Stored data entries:
[START]

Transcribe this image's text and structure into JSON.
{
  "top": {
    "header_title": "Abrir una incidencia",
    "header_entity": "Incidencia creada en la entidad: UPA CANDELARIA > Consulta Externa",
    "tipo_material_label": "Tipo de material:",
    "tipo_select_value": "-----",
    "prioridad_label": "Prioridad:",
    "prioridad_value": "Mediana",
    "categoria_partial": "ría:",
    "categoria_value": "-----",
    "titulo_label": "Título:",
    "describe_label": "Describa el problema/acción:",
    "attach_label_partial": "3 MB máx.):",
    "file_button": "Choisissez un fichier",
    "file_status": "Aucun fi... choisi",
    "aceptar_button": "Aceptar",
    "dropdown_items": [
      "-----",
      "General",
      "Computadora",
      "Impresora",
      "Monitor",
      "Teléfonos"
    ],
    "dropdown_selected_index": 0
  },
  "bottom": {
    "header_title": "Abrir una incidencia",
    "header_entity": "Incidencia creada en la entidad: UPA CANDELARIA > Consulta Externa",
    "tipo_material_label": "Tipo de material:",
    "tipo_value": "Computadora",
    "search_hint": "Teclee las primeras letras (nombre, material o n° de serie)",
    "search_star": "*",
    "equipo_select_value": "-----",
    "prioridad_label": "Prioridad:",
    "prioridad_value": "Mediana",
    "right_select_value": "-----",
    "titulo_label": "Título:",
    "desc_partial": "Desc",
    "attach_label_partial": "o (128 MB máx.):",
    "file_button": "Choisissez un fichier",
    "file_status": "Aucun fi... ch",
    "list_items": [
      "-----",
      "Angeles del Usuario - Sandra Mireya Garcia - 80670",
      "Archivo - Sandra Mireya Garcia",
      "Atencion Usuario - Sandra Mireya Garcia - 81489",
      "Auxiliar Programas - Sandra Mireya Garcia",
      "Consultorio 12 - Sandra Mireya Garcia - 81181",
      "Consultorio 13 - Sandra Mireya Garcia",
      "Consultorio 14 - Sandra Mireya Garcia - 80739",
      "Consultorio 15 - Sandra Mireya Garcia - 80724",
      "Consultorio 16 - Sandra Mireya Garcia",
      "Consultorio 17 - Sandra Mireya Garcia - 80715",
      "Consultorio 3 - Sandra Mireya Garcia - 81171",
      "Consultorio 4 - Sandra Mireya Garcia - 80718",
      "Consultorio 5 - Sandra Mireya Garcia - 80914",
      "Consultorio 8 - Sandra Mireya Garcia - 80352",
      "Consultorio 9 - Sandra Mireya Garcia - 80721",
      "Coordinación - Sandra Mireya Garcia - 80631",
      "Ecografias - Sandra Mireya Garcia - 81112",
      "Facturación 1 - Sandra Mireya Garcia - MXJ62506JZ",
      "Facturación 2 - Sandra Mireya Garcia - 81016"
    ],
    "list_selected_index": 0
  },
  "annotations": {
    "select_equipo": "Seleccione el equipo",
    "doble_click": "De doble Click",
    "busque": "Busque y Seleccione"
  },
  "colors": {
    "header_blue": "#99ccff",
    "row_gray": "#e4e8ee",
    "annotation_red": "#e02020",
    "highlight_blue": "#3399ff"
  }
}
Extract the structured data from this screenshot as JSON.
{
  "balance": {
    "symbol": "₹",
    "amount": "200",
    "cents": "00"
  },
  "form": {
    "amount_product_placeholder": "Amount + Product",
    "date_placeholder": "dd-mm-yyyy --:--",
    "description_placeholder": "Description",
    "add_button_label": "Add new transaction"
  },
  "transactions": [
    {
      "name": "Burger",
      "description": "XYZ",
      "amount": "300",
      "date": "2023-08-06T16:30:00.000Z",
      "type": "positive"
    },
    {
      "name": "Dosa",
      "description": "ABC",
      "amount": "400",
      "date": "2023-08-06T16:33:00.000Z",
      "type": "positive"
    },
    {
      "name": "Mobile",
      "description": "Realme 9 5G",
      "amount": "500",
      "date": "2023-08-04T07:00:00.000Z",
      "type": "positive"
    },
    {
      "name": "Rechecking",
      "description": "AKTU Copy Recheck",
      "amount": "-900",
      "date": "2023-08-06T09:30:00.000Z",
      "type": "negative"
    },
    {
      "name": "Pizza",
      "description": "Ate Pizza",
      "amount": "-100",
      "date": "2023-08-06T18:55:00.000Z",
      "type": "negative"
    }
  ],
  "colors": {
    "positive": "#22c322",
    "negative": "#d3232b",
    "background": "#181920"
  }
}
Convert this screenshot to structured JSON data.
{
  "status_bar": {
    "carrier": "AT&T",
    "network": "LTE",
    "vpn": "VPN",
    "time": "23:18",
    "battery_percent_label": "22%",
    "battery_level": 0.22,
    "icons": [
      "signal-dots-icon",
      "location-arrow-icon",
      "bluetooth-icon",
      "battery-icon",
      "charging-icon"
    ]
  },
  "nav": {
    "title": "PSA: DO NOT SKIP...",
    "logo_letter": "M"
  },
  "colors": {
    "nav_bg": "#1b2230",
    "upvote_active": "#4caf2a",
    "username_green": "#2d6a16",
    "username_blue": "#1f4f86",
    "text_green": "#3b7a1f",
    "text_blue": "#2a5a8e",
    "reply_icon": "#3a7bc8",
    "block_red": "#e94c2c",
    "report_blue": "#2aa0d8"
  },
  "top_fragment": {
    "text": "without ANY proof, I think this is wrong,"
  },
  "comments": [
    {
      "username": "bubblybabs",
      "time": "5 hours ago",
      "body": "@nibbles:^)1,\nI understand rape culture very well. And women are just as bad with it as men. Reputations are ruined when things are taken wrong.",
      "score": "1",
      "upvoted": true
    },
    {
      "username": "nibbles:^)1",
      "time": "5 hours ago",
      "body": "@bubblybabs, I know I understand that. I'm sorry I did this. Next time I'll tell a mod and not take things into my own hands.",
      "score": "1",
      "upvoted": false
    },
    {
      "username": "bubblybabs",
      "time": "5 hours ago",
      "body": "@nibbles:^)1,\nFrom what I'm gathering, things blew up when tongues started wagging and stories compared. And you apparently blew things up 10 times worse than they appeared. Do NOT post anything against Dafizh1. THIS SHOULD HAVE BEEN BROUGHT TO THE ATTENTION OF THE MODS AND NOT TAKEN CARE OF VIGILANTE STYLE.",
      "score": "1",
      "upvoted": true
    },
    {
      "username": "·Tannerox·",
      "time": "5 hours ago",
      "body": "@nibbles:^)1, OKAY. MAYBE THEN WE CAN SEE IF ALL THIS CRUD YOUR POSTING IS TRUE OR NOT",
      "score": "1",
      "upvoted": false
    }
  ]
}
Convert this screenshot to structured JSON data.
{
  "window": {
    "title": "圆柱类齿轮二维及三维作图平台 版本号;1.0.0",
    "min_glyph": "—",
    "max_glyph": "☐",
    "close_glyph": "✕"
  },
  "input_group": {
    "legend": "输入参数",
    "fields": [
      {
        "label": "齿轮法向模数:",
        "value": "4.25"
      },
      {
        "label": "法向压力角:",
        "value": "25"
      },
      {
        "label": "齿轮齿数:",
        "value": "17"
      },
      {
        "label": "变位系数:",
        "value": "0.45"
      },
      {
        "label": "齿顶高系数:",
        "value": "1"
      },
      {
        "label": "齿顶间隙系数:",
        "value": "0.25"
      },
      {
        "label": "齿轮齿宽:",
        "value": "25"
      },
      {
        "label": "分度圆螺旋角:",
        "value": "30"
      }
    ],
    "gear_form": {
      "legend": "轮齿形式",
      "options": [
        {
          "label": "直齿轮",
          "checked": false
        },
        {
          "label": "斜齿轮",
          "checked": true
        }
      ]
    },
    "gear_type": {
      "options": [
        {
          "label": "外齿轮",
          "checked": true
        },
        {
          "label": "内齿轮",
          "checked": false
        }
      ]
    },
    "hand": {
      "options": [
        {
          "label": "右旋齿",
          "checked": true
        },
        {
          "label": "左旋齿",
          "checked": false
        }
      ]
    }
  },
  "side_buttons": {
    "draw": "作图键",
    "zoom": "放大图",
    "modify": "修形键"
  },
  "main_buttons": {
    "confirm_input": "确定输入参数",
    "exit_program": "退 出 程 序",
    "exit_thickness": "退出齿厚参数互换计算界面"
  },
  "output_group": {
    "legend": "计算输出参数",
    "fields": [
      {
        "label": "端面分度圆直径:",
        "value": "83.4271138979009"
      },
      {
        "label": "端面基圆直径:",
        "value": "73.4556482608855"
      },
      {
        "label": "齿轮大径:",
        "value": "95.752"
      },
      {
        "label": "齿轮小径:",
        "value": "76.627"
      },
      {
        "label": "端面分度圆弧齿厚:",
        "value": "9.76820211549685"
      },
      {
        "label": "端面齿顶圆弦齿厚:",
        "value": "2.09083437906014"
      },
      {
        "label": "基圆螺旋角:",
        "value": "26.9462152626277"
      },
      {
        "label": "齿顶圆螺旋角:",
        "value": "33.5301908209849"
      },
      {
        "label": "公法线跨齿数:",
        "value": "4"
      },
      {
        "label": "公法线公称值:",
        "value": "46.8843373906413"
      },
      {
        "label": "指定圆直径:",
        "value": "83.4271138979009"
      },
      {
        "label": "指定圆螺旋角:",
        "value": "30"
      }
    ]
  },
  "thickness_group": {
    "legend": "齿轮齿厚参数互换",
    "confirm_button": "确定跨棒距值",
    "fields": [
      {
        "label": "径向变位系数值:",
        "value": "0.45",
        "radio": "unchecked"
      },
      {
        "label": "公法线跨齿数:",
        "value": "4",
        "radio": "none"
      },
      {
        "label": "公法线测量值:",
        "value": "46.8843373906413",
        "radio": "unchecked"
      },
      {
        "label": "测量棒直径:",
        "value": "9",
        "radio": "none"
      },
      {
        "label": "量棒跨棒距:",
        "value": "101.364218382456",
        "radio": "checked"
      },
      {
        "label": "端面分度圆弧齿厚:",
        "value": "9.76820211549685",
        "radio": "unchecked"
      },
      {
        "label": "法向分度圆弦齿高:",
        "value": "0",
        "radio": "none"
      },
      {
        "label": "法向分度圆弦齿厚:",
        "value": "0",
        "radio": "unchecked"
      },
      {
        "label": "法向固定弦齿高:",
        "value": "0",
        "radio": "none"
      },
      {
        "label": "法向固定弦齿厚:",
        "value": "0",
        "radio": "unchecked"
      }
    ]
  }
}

[END]

▶ **WHAT YOU SHOULD DO**
Find the lines holding "body" and list every one.

▶ **FINAL RESULT**
      "body": "@nibbles:^)1,\nI understand rape culture very well. And women are just as bad with it as men. Reputations are ruined when things are taken wrong.",
      "body": "@bubblybabs, I know I understand that. I'm sorry I did this. Next time I'll tell a mod and not take things into my own hands.",
      "body": "@nibbles:^)1,\nFrom what I'm gathering, things blew up when tongues started wagging and stories compared. And you apparently blew things up 10 times worse than they appeared. Do NOT post anything against Dafizh1. THIS SHOULD HAVE BEEN BROUGHT TO THE ATTENTION OF THE MODS AND NOT TAKEN CARE OF VIGILANTE STYLE.",
      "body": "@nibbles:^)1, OKAY. MAYBE THEN WE CAN SEE IF ALL THIS CRUD YOUR POSTING IS TRUE OR NOT",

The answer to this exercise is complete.